(Data records)
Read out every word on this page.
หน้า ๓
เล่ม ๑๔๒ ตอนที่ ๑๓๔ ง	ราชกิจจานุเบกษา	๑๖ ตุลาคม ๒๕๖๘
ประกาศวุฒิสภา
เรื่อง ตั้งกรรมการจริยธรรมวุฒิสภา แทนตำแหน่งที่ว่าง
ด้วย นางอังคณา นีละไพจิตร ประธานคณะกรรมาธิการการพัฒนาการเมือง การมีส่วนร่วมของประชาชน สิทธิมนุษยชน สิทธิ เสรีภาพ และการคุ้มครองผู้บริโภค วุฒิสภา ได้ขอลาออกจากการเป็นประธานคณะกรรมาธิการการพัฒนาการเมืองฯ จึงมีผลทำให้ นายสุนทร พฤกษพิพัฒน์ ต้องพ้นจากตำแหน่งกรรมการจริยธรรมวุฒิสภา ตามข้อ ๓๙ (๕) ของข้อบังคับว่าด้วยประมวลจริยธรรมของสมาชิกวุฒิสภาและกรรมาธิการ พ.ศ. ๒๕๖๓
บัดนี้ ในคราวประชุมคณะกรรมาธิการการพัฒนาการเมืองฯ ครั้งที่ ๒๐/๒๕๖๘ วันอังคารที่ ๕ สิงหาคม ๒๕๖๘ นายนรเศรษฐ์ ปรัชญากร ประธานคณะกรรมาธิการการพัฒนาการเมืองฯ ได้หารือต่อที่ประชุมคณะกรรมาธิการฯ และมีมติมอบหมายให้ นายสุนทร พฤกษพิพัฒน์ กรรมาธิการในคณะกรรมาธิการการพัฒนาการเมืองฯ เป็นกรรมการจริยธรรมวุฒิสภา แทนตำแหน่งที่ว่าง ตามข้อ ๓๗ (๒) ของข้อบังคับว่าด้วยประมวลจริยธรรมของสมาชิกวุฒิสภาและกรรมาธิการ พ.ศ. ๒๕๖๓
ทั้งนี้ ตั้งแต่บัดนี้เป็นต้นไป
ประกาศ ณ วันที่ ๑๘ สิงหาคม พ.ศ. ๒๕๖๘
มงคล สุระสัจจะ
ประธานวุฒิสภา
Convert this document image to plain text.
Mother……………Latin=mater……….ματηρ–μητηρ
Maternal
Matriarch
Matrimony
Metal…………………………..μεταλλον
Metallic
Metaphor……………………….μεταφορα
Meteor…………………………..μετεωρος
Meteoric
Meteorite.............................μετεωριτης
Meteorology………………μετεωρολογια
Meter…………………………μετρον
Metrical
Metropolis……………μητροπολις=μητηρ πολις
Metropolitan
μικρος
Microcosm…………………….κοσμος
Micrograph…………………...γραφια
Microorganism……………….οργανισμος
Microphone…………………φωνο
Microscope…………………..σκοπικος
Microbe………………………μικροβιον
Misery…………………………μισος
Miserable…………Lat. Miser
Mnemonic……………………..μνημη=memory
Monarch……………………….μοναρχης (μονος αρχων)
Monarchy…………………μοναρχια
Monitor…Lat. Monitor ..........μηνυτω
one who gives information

◆ **Challenge**: Every line above should be retyped exactly as given.

◆ **Solution to this exercise**:
Read out every word on this page.
หน้า ๓
เล่ม ๑๔๒ ตอนที่ ๑๓๔ ง	ราชกิจจานุเบกษา	๑๖ ตุลาคม ๒๕๖๘
ประกาศวุฒิสภา
เรื่อง ตั้งกรรมการจริยธรรมวุฒิสภา แทนตำแหน่งที่ว่าง
ด้วย นางอังคณา นีละไพจิตร ประธานคณะกรรมาธิการการพัฒนาการเมือง การมีส่วนร่วมของประชาชน สิทธิมนุษยชน สิทธิ เสรีภาพ และการคุ้มครองผู้บริโภค วุฒิสภา ได้ขอลาออกจากการเป็นประธานคณะกรรมาธิการการพัฒนาการเมืองฯ จึงมีผลทำให้ นายสุนทร พฤกษพิพัฒน์ ต้องพ้นจากตำแหน่งกรรมการจริยธรรมวุฒิสภา ตามข้อ ๓๙ (๕) ของข้อบังคับว่าด้วยประมวลจริยธรรมของสมาชิกวุฒิสภาและกรรมาธิการ พ.ศ. ๒๕๖๓
บัดนี้ ในคราวประชุมคณะกรรมาธิการการพัฒนาการเมืองฯ ครั้งที่ ๒๐/๒๕๖๘ วันอังคารที่ ๕ สิงหาคม ๒๕๖๘ นายนรเศรษฐ์ ปรัชญากร ประธานคณะกรรมาธิการการพัฒนาการเมืองฯ ได้หารือต่อที่ประชุมคณะกรรมาธิการฯ และมีมติมอบหมายให้ นายสุนทร พฤกษพิพัฒน์ กรรมาธิการในคณะกรรมาธิการการพัฒนาการเมืองฯ เป็นกรรมการจริยธรรมวุฒิสภา แทนตำแหน่งที่ว่าง ตามข้อ ๓๗ (๒) ของข้อบังคับว่าด้วยประมวลจริยธรรมของสมาชิกวุฒิสภาและกรรมาธิการ พ.ศ. ๒๕๖๓
ทั้งนี้ ตั้งแต่บัดนี้เป็นต้นไป
ประกาศ ณ วันที่ ๑๘ สิงหาคม พ.ศ. ๒๕๖๘
มงคล สุระสัจจะ
ประธานวุฒิสภา
Convert this document image to plain text.
Mother……………Latin=mater……….ματηρ–μητηρ
Maternal
Matriarch
Matrimony
Metal…………………………..μεταλλον
Metallic
Metaphor……………………….μεταφορα
Meteor…………………………..μετεωρος
Meteoric
Meteorite.............................μετεωριτης
Meteorology………………μετεωρολογια
Meter…………………………μετρον
Metrical
Metropolis……………μητροπολις=μητηρ πολις
Metropolitan
μικρος
Microcosm…………………….κοσμος
Micrograph…………………...γραφια
Microorganism……………….οργανισμος
Microphone…………………φωνο
Microscope…………………..σκοπικος
Microbe………………………μικροβιον
Misery…………………………μισος
Miserable…………Lat. Miser
Mnemonic……………………..μνημη=memory
Monarch……………………….μοναρχης (μονος αρχων)
Monarchy…………………μοναρχια
Monitor…Lat. Monitor ..........μηνυτω
one who gives information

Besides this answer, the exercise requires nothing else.